■ **Problem details**
Only the number is wanted: how many lines of the data contain "text"?

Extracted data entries
══════════

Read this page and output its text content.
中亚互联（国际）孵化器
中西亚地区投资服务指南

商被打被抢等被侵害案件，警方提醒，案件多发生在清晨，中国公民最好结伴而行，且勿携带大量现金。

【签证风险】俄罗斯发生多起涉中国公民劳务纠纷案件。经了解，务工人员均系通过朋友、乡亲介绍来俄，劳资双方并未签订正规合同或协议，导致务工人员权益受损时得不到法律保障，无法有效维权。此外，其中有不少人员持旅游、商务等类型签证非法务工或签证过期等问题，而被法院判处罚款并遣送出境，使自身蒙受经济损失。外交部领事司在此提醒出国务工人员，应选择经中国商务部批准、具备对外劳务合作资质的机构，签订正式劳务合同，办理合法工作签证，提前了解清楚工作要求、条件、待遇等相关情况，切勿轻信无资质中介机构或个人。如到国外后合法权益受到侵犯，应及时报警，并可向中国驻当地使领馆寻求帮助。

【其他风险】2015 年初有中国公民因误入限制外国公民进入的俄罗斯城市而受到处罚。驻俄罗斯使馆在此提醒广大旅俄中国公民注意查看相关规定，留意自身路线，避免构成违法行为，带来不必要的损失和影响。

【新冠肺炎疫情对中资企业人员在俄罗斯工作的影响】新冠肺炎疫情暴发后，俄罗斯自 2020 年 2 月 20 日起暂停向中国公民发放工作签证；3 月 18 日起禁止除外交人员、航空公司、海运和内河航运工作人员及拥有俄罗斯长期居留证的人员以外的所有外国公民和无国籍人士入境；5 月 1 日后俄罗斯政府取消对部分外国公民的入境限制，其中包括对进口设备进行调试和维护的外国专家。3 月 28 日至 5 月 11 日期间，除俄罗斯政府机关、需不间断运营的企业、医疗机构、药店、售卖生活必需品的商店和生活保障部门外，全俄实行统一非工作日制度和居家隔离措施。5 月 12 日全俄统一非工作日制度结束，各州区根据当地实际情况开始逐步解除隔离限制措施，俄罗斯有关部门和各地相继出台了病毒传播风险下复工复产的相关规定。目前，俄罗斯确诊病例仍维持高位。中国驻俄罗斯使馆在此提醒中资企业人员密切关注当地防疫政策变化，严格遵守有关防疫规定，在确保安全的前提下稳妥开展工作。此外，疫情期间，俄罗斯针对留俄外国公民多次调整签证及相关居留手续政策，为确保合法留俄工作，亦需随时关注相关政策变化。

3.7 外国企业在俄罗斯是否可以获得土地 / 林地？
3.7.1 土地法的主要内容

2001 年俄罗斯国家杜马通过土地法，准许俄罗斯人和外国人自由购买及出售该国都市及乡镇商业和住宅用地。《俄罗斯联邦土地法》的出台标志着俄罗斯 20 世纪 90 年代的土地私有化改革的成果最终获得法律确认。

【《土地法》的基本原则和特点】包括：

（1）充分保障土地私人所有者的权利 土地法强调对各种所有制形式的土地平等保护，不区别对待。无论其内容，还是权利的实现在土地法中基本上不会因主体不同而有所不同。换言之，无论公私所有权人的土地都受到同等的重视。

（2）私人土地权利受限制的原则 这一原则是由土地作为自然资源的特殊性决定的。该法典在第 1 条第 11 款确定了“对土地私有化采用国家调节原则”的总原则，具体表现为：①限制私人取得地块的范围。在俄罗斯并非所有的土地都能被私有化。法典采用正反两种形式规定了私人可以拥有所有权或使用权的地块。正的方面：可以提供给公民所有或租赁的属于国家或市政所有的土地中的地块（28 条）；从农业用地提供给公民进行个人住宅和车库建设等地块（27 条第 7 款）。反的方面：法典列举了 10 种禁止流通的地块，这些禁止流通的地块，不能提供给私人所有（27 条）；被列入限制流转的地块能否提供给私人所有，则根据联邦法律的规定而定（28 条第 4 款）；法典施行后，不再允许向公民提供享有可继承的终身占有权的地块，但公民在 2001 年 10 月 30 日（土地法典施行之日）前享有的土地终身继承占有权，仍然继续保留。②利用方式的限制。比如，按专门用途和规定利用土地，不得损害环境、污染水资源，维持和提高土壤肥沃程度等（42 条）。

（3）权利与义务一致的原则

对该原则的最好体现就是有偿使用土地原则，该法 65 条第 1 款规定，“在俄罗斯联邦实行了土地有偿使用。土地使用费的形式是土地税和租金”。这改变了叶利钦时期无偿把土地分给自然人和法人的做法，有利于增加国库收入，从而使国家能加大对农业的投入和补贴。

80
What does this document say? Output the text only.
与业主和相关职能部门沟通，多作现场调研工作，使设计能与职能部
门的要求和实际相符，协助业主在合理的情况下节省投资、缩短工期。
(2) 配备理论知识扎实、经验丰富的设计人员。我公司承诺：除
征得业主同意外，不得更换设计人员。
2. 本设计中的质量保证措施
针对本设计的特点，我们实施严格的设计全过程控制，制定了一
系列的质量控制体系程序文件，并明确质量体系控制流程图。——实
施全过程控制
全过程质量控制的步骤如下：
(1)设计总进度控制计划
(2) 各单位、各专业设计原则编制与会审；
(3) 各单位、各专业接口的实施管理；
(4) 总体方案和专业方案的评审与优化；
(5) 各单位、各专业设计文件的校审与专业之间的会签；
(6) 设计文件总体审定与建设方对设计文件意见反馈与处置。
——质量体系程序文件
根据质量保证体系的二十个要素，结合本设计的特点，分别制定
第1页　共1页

══════════

■ **Solution to the exercise**
2